» Texte fourni
Préparer sa carte de donneur
«Le but de la journée est que les gens se positionnent auprès de leur médecin traitant et de leur famille, en leur disant s’ils sont donneurs et ce qu’ils veulent donner.» Cette communication avec les proches notamment est primordiale, car «généralement elles disent non» au don d’organes de leur défunt. Bien que la loi luxembourgeoise stipule que chaque citoyen est un donneur présumé, sauf s’il s’y oppose de son vivant.
Pour éviter toute confusion, il existe une carte de donneur où l’on signe son accord ou son refus. «Avoir la carte sur soi, c’est un gain de temps pour nous. Quand les gens ont un accident ou un autre drame, les familles vont moins se poser de questions», raconte Julia Simon.
Après une mort cérébrale, condition sine qua non pour donner, le corps est artificiellement maintenu en état de fonctionner afin que les coordinateurs luxembourgeois fassent appel, en général, à une équipe de prélèvement venue de Belgique. «En général, l’opération se fait en une journée, voire moins.» Depuis 2019, le CHEM a permis de réaliser près de 500 dons de cornées pour la clinique ophtalmologique de Hombourg (Sarre) grâce au soutien du Lions Club d’Esch-sur-Alzette qui conserve, à ses frais, les greffes.
«Il faut informer les gens»
Afin d’inciter les visiteurs et les patients du CHEM à repartir avec la carte de donneur, la référente du domaine a réuni les différents acteurs de ce milieu afin d’en expliquer le fonctionnement parfois méconnu. «Il n’y a pas de transplantation au Luxembourg, donc un Luxembourgeois se fait transplanter à l’étranger et le don se fait aussi pour l’étranger» résume l’infirmière. Comme la Belgique, le Grand-Duché est membre d’Eurotransplant, un organisme international qui coordonne les transplantations d’organes, auquel il contribue via le service Luxembourg Transplant.
Outre les explications techniques, la sensibilisation se fait également au travers de l’engagement des bénévoles de l’ASBL Protransplant. Fondée en 2011 et placée sous le haut patronage du Grand-Duc, l’association a pour but de promouvoir le don ainsi que de soutenir les donneurs. Parmi ses membres se trouve Yveline, elle-même concernée puisque bénéficiaire d’une greffe de rein depuis 22 ans.

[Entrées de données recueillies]
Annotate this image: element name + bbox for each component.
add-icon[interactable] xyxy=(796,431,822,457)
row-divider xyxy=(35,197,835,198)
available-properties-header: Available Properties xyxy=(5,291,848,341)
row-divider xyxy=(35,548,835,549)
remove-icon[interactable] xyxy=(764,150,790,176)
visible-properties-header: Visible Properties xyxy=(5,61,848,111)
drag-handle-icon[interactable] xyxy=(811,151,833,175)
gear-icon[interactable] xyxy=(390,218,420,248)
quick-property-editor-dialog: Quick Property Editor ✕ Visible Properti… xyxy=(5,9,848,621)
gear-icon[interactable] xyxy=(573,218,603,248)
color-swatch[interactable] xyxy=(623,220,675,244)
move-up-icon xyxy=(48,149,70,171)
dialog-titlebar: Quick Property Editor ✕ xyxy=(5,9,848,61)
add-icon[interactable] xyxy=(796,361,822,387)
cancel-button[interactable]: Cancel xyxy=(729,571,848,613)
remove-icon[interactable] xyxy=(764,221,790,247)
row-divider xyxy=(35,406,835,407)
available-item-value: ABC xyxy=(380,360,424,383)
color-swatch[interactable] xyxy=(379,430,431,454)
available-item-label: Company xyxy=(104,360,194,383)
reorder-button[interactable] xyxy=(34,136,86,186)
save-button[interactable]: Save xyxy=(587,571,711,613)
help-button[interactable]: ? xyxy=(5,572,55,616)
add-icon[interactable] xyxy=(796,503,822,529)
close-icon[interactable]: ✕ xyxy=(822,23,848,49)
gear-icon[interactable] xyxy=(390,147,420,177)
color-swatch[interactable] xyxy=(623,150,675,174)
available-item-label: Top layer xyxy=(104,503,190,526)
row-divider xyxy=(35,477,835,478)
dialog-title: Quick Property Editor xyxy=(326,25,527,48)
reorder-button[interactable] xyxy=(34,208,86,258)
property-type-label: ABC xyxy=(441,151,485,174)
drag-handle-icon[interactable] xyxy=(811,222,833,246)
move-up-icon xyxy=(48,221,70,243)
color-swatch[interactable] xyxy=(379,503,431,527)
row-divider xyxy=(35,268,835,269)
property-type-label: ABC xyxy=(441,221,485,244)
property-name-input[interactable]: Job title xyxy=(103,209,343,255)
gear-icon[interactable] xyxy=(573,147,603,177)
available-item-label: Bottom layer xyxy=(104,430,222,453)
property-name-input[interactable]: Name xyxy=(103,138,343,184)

» Activité
Selon le texte fourni, pourquoi est-il primordial de communiquer avec ses proches au sujet du don d'organes ? Répondez en une à trois phrases.

» Corrigé
C'est primordial parce que, généralement, les proches disent non au don d'organes de leur défunt. Ils refusent ainsi alors même que la loi luxembourgeoise considère chaque citoyen comme un donneur présumé, sauf s'il s'y est opposé de son vivant.